[Collection entries]
** Start **

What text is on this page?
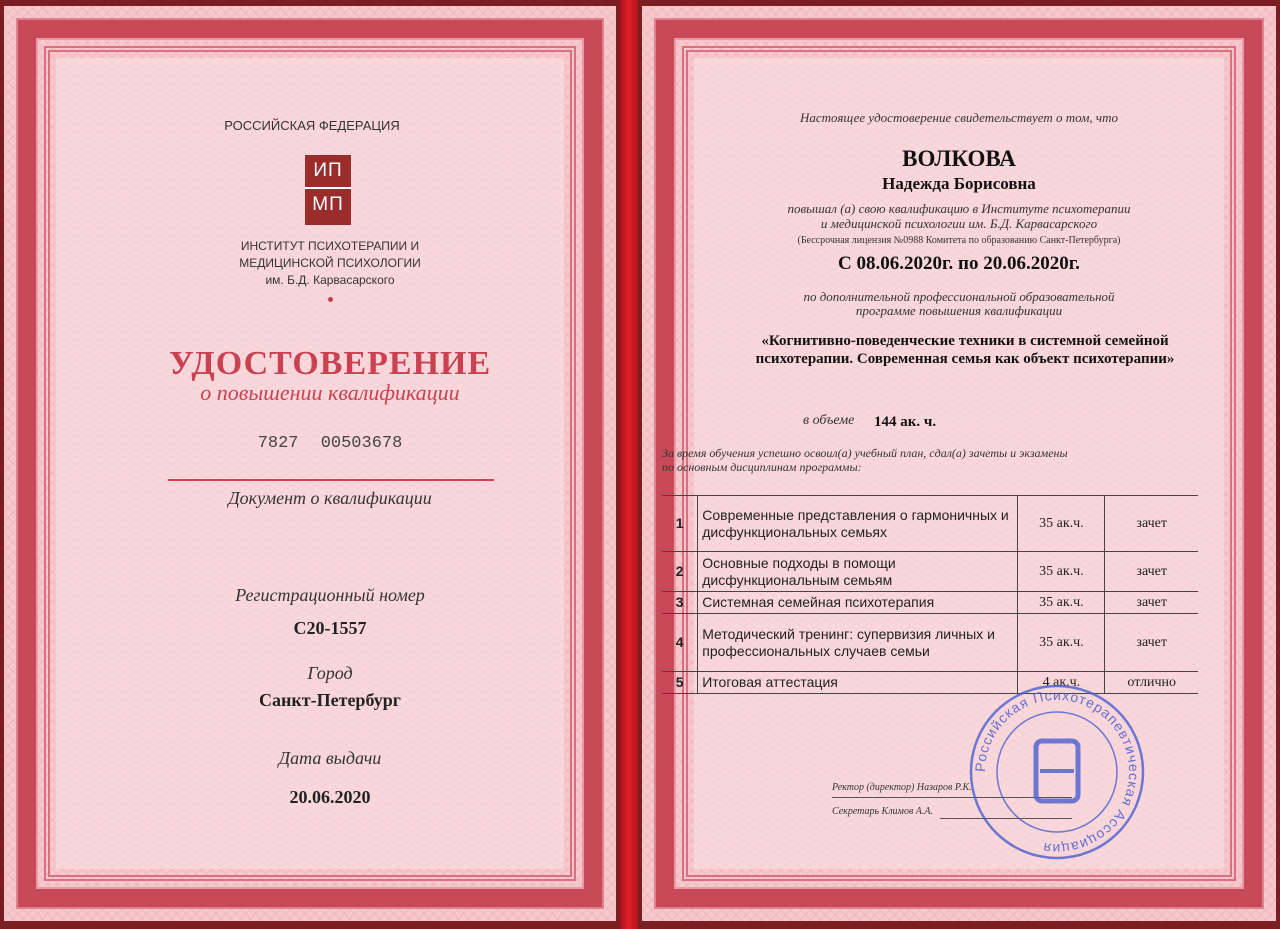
РОССИЙСКАЯ ФЕДЕРАЦИЯ
ИП
МП
ИНСТИТУТ ПСИХОТЕРАПИИ И
МЕДИЦИНСКОЙ ПСИХОЛОГИИ
им. Б.Д. Карвасарского
УДОСТОВЕРЕНИЕ
о повышении квалификации
7827 00503678
Документ о квалификации
Регистрационный номер
С20-1557
Город
Санкт-Петербург
Дата выдачи
20.06.2020
Настоящее удостоверение свидетельствует о том, что
ВОЛКОВА
Надежда Борисовна
повышал (а) свою квалификацию в Институте психотерапии
и медицинской психологии им. Б.Д. Карвасарского
(Бессрочная лицензия №0988 Комитета по образованию Санкт-Петербурга)
С 08.06.2020г. по 20.06.2020г.
по дополнительной профессиональной образовательной
программе повышения квалификации
«Когнитивно-поведенческие техники в системной семейной
психотерапии. Современная семья как объект психотерапии»
в объеме 144 ак. ч.
За время обучения успешно освоил(а) учебный план, сдал(а) зачеты и экзамены
по основным дисциплинам программы:
1	Современные представления о гармоничных и дисфункциональных семьях	35 ак.ч.	зачет
2	Основные подходы в помощи дисфункциональным семьям	35 ак.ч.	зачет
3	Системная семейная психотерапия	35 ак.ч.	зачет
4	Методический тренинг: супервизия личных и профессиональных случаев семьи	35 ак.ч.	зачет
5	Итоговая аттестация	4 ак.ч.	отлично
Ректор (директор) Назаров Р.К.
Секретарь Климов А.А.
Российская Психотерапевтическая Ассоциация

** End **

- [Aim]: Count the lines in the records above that contain the word "Санкт", and give only that number.

- [Task result]: 2